[Entries with figure data]
□ □ □ □ □ □ □
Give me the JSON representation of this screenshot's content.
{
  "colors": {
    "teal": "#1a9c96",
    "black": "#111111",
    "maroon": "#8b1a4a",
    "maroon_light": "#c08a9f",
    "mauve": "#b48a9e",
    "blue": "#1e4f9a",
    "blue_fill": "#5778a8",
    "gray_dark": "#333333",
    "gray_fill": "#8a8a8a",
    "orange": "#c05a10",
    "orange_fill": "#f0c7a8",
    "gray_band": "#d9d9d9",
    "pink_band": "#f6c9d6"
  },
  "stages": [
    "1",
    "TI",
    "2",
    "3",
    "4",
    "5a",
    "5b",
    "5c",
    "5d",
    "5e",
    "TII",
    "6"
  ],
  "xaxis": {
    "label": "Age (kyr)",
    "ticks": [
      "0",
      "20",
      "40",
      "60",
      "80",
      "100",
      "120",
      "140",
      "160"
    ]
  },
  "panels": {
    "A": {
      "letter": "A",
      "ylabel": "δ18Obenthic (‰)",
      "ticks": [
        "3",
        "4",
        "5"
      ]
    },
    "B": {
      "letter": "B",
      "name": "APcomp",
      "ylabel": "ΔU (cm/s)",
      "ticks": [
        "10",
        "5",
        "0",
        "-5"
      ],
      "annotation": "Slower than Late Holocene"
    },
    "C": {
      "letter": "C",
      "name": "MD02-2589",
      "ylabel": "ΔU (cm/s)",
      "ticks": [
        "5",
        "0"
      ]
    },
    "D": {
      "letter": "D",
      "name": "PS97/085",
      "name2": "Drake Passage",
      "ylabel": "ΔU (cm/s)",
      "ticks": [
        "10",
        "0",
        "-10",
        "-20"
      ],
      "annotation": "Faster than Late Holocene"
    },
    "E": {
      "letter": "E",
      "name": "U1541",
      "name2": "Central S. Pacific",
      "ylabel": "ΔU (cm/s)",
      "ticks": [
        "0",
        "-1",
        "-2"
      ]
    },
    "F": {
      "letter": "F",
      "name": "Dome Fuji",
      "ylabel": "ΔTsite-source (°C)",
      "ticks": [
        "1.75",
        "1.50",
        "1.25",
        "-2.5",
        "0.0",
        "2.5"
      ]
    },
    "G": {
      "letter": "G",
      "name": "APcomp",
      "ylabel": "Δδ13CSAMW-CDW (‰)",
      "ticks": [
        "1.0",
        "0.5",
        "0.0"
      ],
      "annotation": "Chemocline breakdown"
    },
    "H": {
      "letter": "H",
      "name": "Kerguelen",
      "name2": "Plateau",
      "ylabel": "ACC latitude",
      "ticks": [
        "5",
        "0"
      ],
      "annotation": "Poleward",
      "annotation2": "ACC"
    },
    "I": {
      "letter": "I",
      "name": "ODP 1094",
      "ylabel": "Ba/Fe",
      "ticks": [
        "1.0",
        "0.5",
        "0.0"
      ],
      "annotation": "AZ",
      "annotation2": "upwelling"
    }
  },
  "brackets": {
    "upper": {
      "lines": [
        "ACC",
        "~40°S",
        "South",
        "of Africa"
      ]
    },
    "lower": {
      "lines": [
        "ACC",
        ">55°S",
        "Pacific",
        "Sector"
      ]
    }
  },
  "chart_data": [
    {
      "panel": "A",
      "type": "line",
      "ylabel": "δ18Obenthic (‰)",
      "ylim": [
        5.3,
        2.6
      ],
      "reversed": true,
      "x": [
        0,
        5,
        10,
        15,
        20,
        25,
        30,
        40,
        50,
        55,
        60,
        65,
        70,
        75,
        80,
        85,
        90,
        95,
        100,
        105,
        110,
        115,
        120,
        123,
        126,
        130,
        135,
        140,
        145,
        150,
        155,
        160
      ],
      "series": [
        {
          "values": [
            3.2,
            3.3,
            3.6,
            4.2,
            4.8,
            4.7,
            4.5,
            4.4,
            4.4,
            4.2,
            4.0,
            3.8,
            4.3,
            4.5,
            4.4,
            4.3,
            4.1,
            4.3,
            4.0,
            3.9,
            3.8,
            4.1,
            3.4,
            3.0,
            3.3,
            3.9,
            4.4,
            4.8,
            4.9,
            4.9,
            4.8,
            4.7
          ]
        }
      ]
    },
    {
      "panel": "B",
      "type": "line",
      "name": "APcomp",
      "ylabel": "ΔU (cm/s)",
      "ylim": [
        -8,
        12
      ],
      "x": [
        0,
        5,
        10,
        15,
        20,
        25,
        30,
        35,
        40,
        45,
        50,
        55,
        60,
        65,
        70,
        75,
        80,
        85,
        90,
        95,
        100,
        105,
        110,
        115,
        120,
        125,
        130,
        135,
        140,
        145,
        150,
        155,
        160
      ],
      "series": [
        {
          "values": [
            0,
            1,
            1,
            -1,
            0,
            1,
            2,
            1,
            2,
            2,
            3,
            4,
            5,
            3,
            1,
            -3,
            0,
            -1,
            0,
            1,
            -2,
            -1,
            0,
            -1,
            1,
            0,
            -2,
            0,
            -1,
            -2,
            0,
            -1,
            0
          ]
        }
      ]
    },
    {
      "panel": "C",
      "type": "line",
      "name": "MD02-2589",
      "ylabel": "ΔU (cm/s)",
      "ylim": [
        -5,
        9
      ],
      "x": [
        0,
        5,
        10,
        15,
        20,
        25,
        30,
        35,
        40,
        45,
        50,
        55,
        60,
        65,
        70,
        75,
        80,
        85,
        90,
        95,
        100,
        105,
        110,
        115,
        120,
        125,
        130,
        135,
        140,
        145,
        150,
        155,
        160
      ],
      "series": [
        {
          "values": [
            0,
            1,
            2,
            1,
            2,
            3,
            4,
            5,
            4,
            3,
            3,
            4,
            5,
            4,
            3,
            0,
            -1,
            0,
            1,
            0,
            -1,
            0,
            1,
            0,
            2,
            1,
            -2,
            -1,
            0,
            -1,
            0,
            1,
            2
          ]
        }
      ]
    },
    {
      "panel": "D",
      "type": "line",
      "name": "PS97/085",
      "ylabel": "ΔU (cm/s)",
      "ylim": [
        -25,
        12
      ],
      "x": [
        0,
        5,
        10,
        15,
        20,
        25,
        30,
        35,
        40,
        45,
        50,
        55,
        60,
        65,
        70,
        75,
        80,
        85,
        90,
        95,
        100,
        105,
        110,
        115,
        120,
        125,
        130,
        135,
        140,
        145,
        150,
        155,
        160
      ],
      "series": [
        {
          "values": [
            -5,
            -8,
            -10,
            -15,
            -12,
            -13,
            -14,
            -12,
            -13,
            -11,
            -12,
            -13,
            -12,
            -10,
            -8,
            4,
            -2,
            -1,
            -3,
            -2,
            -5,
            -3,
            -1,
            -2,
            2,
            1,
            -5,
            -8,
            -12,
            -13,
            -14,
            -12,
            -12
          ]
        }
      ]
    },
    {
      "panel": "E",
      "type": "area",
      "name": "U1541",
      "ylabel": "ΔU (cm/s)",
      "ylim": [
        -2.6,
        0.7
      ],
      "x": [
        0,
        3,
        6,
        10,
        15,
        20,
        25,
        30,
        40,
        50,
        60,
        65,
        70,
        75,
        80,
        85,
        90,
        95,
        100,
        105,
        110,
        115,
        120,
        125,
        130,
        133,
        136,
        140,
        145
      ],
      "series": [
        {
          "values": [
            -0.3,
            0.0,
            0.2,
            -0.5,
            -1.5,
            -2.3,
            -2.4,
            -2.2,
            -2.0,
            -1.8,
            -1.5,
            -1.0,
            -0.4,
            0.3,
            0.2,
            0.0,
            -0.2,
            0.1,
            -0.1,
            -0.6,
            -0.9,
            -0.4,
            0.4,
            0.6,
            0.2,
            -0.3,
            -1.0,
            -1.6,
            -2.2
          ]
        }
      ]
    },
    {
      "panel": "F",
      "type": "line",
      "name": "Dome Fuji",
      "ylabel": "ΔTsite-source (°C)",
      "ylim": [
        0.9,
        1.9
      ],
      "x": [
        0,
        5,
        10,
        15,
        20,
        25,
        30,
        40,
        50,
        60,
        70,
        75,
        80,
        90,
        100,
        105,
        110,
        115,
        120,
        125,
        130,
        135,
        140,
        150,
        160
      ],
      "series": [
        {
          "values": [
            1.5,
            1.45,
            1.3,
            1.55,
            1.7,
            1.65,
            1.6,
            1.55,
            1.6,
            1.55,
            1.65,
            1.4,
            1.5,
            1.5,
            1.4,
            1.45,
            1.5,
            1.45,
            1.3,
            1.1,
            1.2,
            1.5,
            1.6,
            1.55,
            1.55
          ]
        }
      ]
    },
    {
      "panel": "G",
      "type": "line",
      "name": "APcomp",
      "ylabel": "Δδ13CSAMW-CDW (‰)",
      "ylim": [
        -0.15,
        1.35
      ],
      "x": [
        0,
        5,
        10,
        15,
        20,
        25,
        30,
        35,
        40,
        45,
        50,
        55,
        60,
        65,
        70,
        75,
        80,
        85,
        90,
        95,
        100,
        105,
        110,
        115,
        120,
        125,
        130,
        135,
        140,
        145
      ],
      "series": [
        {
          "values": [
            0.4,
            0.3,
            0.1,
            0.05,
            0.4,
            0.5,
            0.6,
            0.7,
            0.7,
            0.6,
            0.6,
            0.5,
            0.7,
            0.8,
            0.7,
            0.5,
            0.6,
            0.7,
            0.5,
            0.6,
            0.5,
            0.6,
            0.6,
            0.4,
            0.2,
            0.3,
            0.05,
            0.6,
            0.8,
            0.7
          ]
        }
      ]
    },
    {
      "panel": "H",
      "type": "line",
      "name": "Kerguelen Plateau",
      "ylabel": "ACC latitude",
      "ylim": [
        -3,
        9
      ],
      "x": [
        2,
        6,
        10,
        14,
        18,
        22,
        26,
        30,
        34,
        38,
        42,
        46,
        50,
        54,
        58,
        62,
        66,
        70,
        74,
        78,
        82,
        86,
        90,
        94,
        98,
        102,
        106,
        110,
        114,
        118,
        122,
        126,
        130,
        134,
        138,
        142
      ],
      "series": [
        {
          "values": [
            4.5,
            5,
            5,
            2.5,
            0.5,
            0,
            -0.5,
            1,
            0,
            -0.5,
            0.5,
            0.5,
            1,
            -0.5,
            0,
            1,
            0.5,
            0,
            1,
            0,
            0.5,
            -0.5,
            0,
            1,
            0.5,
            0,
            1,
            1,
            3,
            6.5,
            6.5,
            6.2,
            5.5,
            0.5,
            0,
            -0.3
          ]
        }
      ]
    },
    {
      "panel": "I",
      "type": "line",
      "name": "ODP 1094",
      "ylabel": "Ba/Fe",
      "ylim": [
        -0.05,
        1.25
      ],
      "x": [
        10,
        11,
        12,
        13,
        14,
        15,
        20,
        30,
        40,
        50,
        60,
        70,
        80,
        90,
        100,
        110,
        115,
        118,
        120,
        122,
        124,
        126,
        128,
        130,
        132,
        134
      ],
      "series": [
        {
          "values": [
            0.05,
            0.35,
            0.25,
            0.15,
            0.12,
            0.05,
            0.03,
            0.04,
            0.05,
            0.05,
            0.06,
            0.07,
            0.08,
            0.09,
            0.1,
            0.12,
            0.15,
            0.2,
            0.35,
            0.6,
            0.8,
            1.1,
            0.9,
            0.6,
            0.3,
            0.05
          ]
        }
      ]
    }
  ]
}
□ □ □ □ □ □ □
• [Given instruction]:
Show every line of the records above that contains the word "Kerguelen".

• [Task solution]:
      "name": "Kerguelen",
      "name": "Kerguelen Plateau",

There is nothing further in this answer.